Required work →
Count lines, not occurrences: give the number of lines holding the word "content", and nothing besides.

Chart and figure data
** Begin **

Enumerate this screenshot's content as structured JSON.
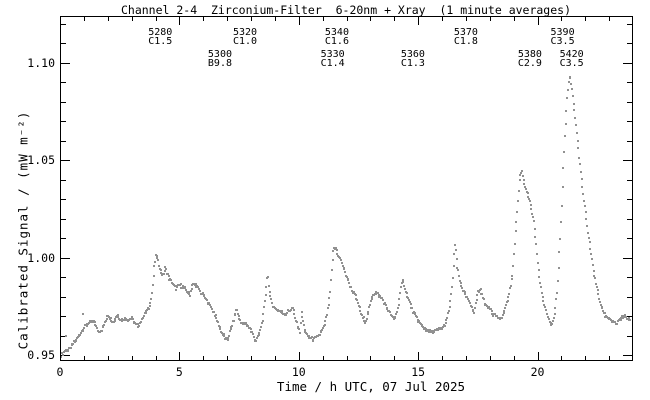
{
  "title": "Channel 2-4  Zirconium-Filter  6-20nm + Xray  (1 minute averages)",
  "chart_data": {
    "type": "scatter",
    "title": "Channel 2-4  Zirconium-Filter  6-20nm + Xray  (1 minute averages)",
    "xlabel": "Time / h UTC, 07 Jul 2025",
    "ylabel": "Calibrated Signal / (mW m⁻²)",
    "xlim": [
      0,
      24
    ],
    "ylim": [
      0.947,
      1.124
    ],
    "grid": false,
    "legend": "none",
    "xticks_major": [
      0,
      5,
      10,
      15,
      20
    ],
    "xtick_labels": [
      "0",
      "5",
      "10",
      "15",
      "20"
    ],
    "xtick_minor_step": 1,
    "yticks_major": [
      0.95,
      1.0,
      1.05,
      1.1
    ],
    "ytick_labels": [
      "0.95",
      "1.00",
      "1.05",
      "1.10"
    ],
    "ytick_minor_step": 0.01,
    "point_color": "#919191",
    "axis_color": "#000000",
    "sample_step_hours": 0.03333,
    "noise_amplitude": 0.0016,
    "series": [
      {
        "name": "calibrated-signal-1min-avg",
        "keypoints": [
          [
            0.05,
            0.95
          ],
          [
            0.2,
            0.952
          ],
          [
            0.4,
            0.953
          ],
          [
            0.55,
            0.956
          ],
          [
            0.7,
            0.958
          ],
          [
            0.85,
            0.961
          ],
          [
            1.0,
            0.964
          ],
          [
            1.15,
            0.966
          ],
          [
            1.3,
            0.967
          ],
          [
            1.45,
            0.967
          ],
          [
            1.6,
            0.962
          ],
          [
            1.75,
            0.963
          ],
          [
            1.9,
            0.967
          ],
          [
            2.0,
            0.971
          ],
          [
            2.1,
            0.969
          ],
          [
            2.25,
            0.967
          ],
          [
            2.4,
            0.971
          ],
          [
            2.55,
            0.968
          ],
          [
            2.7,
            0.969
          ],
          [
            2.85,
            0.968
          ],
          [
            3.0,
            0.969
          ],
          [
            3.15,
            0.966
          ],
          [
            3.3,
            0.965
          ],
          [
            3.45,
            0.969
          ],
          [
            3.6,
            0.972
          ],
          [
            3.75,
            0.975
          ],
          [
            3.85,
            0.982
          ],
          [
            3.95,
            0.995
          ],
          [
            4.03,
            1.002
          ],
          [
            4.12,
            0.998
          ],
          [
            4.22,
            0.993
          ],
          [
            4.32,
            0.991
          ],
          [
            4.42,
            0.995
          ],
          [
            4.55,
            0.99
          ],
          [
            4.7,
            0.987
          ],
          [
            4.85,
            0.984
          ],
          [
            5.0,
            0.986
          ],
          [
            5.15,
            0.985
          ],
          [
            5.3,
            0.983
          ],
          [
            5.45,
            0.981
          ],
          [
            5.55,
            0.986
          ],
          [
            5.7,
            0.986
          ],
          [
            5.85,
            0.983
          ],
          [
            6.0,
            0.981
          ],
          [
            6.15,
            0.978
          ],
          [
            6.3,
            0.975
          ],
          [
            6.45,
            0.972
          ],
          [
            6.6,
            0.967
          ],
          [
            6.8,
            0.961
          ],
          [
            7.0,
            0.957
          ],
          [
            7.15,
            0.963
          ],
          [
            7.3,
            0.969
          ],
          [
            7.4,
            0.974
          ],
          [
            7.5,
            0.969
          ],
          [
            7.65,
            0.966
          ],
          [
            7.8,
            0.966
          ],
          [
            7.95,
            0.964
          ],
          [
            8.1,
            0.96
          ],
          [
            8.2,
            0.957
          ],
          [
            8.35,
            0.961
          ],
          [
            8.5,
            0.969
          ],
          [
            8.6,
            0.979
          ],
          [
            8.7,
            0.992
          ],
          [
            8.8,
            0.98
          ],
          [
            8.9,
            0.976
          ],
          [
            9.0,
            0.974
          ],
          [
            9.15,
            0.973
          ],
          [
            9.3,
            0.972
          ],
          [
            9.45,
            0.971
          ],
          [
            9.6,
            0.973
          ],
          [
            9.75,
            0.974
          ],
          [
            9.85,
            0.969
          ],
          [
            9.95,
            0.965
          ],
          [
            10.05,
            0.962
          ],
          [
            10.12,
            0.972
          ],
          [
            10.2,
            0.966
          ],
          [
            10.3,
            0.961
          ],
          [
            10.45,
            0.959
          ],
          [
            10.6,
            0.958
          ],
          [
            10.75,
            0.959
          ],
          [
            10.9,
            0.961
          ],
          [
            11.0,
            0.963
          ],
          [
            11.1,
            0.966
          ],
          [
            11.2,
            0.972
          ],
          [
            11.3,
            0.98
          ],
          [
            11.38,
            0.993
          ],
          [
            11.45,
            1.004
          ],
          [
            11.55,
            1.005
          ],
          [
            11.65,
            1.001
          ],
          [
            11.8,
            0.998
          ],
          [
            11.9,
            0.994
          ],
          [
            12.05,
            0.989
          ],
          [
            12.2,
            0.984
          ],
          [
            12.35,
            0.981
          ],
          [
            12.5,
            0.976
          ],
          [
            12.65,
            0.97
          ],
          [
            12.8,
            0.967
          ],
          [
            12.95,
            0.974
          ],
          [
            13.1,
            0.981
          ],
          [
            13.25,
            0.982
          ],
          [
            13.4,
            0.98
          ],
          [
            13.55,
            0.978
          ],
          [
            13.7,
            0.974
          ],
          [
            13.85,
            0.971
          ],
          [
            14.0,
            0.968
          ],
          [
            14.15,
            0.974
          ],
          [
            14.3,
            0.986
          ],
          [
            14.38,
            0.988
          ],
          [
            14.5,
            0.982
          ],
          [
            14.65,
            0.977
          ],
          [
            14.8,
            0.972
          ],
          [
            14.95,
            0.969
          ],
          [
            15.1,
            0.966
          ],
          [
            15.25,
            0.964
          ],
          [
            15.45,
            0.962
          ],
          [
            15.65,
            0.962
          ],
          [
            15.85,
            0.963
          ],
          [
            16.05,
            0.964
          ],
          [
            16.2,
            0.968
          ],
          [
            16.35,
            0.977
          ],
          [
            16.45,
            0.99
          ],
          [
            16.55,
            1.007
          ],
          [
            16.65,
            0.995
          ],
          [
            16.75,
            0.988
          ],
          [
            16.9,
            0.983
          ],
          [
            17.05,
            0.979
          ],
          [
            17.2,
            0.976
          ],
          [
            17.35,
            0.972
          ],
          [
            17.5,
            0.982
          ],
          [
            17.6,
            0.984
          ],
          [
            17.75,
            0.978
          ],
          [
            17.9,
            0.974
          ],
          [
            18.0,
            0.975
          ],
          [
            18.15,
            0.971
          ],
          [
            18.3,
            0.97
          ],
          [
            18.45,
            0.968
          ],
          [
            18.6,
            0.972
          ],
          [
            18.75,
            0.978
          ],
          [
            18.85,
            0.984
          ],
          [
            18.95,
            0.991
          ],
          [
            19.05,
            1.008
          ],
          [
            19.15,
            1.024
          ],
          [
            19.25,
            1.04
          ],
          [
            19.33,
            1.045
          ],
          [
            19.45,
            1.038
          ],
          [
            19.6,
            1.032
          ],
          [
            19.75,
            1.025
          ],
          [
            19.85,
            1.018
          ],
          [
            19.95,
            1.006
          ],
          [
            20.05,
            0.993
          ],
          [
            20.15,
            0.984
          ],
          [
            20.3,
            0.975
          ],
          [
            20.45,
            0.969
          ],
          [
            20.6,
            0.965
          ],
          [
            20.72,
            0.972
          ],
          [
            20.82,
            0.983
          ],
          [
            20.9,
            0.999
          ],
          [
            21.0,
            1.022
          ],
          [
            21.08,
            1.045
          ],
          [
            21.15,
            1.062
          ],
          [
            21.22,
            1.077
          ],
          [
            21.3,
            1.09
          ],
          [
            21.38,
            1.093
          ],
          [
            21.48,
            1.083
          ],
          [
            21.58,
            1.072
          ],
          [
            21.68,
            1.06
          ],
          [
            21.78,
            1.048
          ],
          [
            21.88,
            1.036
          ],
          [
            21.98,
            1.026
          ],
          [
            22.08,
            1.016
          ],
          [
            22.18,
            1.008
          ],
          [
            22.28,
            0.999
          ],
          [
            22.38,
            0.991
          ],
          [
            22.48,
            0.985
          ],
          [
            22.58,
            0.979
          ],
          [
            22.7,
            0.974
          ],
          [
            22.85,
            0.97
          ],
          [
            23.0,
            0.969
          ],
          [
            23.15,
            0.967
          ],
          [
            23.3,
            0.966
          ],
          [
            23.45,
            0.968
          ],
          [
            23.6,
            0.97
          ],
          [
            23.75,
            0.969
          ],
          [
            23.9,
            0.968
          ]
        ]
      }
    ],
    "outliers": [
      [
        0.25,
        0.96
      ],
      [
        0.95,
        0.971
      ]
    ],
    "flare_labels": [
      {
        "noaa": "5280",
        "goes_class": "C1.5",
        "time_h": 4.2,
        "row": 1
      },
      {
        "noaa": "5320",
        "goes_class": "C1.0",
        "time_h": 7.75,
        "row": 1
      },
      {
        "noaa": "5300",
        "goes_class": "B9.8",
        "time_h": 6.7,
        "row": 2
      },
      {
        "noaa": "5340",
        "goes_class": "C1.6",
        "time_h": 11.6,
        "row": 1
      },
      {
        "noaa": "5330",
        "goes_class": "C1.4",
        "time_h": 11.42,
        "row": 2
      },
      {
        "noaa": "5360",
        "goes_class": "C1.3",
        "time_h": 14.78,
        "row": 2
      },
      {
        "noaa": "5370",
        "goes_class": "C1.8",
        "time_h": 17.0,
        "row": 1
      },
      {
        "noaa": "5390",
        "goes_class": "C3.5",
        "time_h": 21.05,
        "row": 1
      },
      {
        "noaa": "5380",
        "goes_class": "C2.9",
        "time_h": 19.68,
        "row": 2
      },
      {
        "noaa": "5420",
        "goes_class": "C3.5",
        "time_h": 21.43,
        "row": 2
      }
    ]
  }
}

** End **
** Begin **

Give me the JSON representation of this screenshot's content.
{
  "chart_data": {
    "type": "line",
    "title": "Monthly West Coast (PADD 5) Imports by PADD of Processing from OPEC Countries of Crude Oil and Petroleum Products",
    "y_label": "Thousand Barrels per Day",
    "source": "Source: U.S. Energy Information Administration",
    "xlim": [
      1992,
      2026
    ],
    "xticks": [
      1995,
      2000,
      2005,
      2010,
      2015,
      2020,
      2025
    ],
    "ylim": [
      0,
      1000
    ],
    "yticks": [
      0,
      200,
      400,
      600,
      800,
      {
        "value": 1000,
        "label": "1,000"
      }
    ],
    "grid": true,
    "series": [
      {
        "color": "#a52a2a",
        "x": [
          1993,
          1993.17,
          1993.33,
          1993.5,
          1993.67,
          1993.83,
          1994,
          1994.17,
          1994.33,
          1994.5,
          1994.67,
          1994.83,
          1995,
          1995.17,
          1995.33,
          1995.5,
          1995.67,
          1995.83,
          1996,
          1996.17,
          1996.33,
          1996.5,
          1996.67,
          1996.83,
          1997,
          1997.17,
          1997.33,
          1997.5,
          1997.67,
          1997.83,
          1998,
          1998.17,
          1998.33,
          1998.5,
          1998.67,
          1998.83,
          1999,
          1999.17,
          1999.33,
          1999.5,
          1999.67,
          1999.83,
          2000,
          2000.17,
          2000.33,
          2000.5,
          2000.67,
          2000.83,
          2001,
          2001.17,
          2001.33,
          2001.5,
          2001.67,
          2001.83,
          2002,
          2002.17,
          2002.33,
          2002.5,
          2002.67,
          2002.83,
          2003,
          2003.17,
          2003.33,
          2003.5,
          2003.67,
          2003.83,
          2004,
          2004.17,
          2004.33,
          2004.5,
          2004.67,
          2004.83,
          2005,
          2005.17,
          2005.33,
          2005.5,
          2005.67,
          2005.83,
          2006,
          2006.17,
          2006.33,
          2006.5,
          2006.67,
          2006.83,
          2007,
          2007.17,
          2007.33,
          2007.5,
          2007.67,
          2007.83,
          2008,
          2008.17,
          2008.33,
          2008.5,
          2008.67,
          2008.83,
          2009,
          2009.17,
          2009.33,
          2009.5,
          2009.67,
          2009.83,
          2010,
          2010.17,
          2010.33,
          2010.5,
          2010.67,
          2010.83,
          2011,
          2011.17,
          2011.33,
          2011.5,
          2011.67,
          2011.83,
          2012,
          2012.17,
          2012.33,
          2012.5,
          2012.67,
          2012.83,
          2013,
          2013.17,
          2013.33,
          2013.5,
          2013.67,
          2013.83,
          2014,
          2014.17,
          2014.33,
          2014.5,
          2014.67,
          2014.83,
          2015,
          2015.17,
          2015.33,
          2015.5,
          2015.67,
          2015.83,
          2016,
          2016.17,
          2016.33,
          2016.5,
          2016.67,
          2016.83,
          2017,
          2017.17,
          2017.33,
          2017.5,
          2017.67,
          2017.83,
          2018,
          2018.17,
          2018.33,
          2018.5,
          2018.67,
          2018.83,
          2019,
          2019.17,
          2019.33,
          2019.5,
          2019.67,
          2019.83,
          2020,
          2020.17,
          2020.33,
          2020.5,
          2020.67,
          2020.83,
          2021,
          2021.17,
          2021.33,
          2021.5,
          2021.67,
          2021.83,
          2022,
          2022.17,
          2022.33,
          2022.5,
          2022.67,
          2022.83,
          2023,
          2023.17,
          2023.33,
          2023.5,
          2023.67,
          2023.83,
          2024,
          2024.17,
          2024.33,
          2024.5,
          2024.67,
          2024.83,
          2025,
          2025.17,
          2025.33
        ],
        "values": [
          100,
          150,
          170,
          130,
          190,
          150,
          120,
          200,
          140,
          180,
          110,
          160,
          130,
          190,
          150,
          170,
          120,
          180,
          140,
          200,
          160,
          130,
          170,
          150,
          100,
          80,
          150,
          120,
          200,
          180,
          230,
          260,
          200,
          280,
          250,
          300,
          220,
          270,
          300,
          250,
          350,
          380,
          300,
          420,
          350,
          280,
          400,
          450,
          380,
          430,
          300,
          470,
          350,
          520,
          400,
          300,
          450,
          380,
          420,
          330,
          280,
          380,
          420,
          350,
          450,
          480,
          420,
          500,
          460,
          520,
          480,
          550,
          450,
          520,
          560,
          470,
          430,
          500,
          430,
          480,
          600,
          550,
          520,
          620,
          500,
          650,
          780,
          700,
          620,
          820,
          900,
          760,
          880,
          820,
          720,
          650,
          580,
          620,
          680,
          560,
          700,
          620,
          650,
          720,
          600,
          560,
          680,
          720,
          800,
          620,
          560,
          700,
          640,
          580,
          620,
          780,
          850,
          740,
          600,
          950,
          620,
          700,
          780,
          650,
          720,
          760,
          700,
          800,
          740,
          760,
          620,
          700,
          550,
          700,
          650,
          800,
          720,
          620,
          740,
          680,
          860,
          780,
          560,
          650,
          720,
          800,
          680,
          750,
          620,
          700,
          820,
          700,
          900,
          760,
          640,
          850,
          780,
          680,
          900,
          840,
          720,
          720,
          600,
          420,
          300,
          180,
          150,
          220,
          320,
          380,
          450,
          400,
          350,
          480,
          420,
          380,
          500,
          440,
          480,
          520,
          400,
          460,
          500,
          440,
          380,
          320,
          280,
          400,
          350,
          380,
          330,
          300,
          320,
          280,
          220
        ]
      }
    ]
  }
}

** End **

Expected output →
2